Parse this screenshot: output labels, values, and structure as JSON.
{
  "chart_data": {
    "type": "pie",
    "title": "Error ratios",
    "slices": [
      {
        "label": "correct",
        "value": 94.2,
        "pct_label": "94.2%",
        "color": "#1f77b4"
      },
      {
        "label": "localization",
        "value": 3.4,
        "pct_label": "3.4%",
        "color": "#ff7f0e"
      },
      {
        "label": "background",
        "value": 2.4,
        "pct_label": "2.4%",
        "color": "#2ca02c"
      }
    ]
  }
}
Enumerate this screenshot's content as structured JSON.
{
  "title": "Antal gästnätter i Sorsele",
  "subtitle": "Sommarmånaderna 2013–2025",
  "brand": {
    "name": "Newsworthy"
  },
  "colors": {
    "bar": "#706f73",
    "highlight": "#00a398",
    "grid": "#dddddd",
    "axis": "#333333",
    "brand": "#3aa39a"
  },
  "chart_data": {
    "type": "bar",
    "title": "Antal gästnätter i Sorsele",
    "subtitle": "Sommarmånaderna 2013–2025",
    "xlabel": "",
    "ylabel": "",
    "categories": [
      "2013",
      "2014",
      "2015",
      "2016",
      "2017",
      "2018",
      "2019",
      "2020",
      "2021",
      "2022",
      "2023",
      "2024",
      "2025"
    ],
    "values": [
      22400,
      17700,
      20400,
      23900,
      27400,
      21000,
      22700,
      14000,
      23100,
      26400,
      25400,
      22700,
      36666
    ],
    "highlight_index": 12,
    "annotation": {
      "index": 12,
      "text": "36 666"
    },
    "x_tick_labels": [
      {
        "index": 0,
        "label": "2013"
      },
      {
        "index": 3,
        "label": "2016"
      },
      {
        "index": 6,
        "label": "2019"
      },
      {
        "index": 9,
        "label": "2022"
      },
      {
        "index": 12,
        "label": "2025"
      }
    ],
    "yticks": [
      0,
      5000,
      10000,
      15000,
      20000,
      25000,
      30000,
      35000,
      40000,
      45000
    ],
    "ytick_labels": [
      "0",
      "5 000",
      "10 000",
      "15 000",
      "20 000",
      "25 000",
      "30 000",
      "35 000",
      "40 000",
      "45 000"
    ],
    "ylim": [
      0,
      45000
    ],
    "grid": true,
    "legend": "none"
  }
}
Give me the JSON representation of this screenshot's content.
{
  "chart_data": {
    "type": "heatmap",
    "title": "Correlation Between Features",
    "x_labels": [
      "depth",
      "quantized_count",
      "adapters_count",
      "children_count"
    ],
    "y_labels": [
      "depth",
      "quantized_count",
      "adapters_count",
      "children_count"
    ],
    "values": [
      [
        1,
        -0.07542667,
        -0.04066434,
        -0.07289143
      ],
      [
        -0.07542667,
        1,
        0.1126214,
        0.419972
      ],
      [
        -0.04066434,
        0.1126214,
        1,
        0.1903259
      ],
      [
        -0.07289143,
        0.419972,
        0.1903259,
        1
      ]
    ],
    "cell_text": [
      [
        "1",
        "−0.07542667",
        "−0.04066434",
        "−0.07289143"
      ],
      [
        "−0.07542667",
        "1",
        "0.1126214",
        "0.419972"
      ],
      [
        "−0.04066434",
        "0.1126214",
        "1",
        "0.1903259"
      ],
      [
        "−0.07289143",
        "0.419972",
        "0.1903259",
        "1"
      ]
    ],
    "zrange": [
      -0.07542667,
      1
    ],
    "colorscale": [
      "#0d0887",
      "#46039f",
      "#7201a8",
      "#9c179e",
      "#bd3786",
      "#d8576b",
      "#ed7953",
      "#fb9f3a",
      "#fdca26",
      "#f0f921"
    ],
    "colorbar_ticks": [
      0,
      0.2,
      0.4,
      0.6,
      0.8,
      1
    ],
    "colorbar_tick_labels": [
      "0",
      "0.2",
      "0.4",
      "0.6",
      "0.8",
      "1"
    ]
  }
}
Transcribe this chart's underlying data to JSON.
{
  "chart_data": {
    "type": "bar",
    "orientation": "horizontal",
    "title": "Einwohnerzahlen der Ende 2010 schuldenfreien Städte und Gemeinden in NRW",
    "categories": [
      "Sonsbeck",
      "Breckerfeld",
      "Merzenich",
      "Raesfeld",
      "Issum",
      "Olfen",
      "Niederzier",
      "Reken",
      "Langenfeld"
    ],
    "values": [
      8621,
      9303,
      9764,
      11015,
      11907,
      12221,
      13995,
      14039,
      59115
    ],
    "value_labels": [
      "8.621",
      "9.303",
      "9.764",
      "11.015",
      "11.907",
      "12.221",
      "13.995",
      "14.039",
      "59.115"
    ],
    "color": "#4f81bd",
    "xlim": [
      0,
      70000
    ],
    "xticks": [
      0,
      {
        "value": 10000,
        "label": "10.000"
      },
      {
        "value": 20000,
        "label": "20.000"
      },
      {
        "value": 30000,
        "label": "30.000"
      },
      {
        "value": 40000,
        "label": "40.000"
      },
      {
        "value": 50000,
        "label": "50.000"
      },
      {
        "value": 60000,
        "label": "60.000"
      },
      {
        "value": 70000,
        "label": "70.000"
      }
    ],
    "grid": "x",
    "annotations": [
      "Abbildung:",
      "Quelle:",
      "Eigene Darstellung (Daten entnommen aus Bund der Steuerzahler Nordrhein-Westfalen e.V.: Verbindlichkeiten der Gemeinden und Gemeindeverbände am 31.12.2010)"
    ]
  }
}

****************************************

• **TASK DESCRIPTION**: Take the line with "Transcribe this chart's" and all lines after it through the end of the records, and write them out exactly; include nothing else.

• **RESULT BELOW**:
Transcribe this chart's underlying data to JSON.
{
  "chart_data": {
    "type": "bar",
    "orientation": "horizontal",
    "title": "Einwohnerzahlen der Ende 2010 schuldenfreien Städte und Gemeinden in NRW",
    "categories": [
      "Sonsbeck",
      "Breckerfeld",
      "Merzenich",
      "Raesfeld",
      "Issum",
      "Olfen",
      "Niederzier",
      "Reken",
      "Langenfeld"
    ],
    "values": [
      8621,
      9303,
      9764,
      11015,
      11907,
      12221,
      13995,
      14039,
      59115
    ],
    "value_labels": [
      "8.621",
      "9.303",
      "9.764",
      "11.015",
      "11.907",
      "12.221",
      "13.995",
      "14.039",
      "59.115"
    ],
    "color": "#4f81bd",
    "xlim": [
      0,
      70000
    ],
    "xticks": [
      0,
      {
        "value": 10000,
        "label": "10.000"
      },
      {
        "value": 20000,
        "label": "20.000"
      },
      {
        "value": 30000,
        "label": "30.000"
      },
      {
        "value": 40000,
        "label": "40.000"
      },
      {
        "value": 50000,
        "label": "50.000"
      },
      {
        "value": 60000,
        "label": "60.000"
      },
      {
        "value": 70000,
        "label": "70.000"
      }
    ],
    "grid": "x",
    "annotations": [
      "Abbildung:",
      "Quelle:",
      "Eigene Darstellung (Daten entnommen aus Bund der Steuerzahler Nordrhein-Westfalen e.V.: Verbindlichkeiten der Gemeinden und Gemeindeverbände am 31.12.2010)"
    ]
  }
}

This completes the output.